(What you should do): Return the records that follow unaltered. Omit every picture.
═══ Records for the exercise
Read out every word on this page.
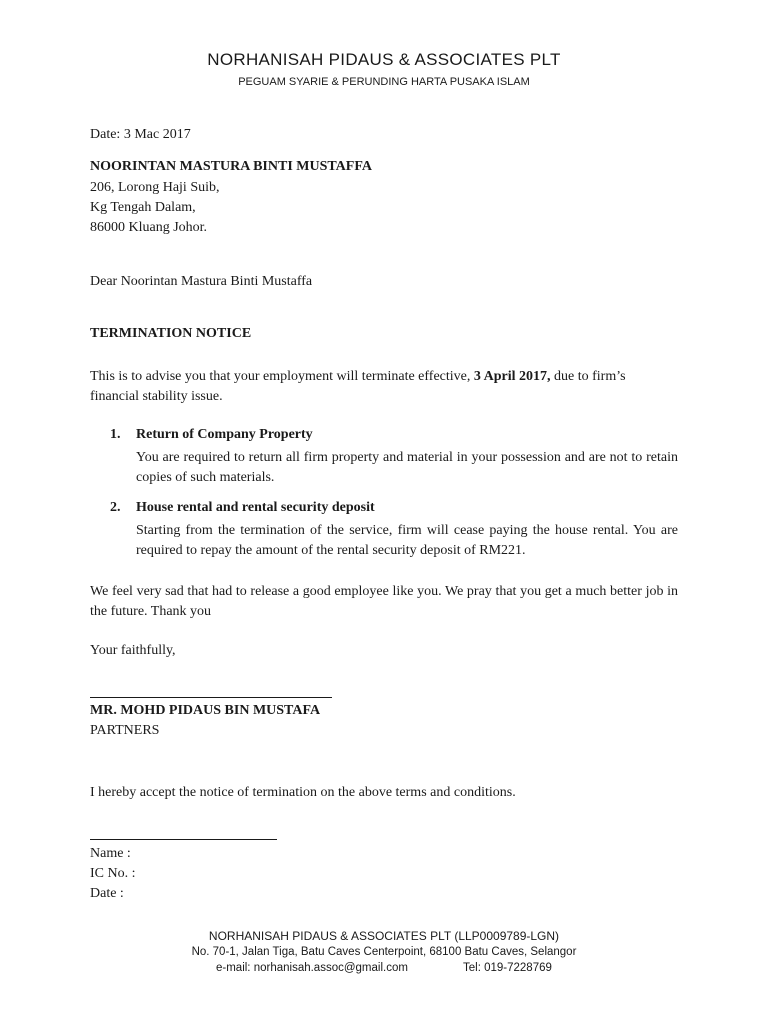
NORHANISAH PIDAUS & ASSOCIATES PLT
PEGUAM SYARIE & PERUNDING HARTA PUSAKA ISLAM
Date: 3 Mac 2017
NOORINTAN MASTURA BINTI MUSTAFFA
206, Lorong Haji Suib,
Kg Tengah Dalam,
86000 Kluang Johor.
Dear Noorintan Mastura Binti Mustaffa
TERMINATION NOTICE
This is to advise you that your employment will terminate effective, 3 April 2017, due to firm’s financial stability issue.
1. Return of Company Property
You are required to return all firm property and material in your possession and are not to retain copies of such materials.
2. House rental and rental security deposit
Starting from the termination of the service, firm will cease paying the house rental. You are required to repay the amount of the rental security deposit of RM221.
We feel very sad that had to release a good employee like you. We pray that you get a much better job in the future. Thank you
Your faithfully,
MR. MOHD PIDAUS BIN MUSTAFA
PARTNERS
I hereby accept the notice of termination on the above terms and conditions.
Name :
IC No. :
Date :
NORHANISAH PIDAUS & ASSOCIATES PLT (LLP0009789-LGN)
No. 70-1, Jalan Tiga, Batu Caves Centerpoint, 68100 Batu Caves, Selangor
e-mail: norhanisah.assoc@gmail.com	Tel: 019-7228769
══════
(Output of the task):
Read out every word on this page.
NORHANISAH PIDAUS & ASSOCIATES PLT
PEGUAM SYARIE & PERUNDING HARTA PUSAKA ISLAM
Date: 3 Mac 2017
NOORINTAN MASTURA BINTI MUSTAFFA
206, Lorong Haji Suib,
Kg Tengah Dalam,
86000 Kluang Johor.
Dear Noorintan Mastura Binti Mustaffa
TERMINATION NOTICE
This is to advise you that your employment will terminate effective, 3 April 2017, due to firm’s financial stability issue.
1. Return of Company Property
You are required to return all firm property and material in your possession and are not to retain copies of such materials.
2. House rental and rental security deposit
Starting from the termination of the service, firm will cease paying the house rental. You are required to repay the amount of the rental security deposit of RM221.
We feel very sad that had to release a good employee like you. We pray that you get a much better job in the future. Thank you
Your faithfully,
MR. MOHD PIDAUS BIN MUSTAFA
PARTNERS
I hereby accept the notice of termination on the above terms and conditions.
Name :
IC No. :
Date :
NORHANISAH PIDAUS & ASSOCIATES PLT (LLP0009789-LGN)
No. 70-1, Jalan Tiga, Batu Caves Centerpoint, 68100 Batu Caves, Selangor
e-mail: norhanisah.assoc@gmail.com	Tel: 019-7228769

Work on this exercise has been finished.